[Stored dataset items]

------------------------------

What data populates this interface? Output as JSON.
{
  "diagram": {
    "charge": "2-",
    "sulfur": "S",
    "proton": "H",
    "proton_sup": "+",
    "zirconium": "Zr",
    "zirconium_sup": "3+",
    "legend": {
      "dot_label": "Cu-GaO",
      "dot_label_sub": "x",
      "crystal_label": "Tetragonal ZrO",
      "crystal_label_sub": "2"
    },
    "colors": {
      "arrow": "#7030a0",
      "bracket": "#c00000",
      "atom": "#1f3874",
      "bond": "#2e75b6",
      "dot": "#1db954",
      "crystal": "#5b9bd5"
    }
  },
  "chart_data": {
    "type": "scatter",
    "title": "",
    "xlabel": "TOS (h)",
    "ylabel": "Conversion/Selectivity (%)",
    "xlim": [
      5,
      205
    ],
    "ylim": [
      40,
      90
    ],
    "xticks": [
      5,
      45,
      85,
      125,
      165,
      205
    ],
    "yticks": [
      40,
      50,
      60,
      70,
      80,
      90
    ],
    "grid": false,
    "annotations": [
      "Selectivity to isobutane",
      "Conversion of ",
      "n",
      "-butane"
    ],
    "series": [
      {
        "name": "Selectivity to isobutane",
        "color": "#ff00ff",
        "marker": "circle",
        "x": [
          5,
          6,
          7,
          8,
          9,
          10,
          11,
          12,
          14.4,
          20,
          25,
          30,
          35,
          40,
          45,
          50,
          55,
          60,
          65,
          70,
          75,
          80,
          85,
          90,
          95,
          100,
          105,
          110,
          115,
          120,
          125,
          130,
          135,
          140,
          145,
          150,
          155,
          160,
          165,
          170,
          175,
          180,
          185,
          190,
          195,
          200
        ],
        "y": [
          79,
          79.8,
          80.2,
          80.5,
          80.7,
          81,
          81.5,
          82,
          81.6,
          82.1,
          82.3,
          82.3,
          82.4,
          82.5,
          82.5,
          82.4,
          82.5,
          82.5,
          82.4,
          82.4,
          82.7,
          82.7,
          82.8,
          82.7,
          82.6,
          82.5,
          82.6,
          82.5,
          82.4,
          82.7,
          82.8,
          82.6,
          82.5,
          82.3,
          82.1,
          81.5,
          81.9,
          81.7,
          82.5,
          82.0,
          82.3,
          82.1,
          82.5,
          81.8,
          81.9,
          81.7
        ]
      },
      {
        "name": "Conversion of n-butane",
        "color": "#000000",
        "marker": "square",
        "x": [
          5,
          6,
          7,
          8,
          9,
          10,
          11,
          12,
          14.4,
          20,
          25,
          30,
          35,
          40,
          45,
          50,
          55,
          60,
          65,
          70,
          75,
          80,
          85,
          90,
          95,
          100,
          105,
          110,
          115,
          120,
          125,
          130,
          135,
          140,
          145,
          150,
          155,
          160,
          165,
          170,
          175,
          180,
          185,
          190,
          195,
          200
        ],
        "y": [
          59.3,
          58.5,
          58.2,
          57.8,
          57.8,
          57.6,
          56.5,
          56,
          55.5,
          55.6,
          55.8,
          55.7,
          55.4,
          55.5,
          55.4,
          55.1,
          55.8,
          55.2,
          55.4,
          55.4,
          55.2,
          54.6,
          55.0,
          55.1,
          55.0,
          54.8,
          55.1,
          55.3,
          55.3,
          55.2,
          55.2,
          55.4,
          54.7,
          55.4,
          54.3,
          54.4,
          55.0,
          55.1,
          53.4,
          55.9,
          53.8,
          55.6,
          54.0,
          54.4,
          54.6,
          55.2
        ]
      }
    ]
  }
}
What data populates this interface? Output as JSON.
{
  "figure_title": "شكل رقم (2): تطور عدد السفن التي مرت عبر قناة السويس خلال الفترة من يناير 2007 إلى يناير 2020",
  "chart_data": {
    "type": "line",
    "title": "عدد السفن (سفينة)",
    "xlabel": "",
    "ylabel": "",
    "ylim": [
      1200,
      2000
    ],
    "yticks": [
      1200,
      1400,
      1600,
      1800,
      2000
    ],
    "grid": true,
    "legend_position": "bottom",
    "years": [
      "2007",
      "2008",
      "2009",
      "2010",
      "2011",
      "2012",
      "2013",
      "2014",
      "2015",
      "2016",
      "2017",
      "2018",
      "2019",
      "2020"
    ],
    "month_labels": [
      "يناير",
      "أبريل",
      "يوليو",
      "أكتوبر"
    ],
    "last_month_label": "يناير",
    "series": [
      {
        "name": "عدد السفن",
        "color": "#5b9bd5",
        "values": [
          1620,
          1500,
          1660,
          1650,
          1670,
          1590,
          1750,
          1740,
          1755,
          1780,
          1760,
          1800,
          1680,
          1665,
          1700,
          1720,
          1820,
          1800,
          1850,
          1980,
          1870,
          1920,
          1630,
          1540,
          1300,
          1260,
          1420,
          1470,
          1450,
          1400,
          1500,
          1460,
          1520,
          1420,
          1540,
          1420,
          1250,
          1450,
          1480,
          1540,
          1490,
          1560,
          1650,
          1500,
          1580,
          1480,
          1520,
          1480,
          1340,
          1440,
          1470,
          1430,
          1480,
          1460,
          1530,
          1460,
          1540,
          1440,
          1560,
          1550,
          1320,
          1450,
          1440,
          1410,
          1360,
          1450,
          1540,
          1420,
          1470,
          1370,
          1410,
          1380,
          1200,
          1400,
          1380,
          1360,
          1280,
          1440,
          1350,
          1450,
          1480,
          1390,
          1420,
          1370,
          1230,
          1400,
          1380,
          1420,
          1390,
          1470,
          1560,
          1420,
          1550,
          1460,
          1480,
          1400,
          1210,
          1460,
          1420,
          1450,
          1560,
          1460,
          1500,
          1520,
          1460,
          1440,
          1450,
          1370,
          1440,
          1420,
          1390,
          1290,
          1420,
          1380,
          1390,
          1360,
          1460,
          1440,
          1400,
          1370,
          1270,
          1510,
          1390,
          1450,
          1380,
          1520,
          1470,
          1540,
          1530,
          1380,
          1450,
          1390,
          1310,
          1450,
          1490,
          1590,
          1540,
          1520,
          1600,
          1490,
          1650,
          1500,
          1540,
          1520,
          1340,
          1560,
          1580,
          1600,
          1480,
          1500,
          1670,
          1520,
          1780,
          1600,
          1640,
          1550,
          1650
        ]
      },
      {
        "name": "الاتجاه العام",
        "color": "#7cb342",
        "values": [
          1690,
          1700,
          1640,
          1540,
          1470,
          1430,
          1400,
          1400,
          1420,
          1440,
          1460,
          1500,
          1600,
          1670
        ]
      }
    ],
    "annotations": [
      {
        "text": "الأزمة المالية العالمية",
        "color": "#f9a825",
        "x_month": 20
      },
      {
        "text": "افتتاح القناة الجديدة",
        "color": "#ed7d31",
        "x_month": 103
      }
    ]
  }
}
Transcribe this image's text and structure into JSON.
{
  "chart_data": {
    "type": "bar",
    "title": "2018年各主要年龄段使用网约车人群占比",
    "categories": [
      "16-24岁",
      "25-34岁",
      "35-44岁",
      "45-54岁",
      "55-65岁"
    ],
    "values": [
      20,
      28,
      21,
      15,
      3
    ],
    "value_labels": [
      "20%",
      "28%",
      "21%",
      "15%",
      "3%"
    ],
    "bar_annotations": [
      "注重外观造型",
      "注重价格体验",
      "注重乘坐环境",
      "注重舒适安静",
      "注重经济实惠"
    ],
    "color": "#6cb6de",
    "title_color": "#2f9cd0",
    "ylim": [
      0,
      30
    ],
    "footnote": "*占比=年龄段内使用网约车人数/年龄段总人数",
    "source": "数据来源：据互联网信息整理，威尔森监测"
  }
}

------------------------------

What the task asks — From the entries above, copy each line holding "name".

Solution for this task —
        "name": "Selectivity to isobutane",
        "name": "Conversion of n-butane",
        "name": "عدد السفن",
        "name": "الاتجاه العام",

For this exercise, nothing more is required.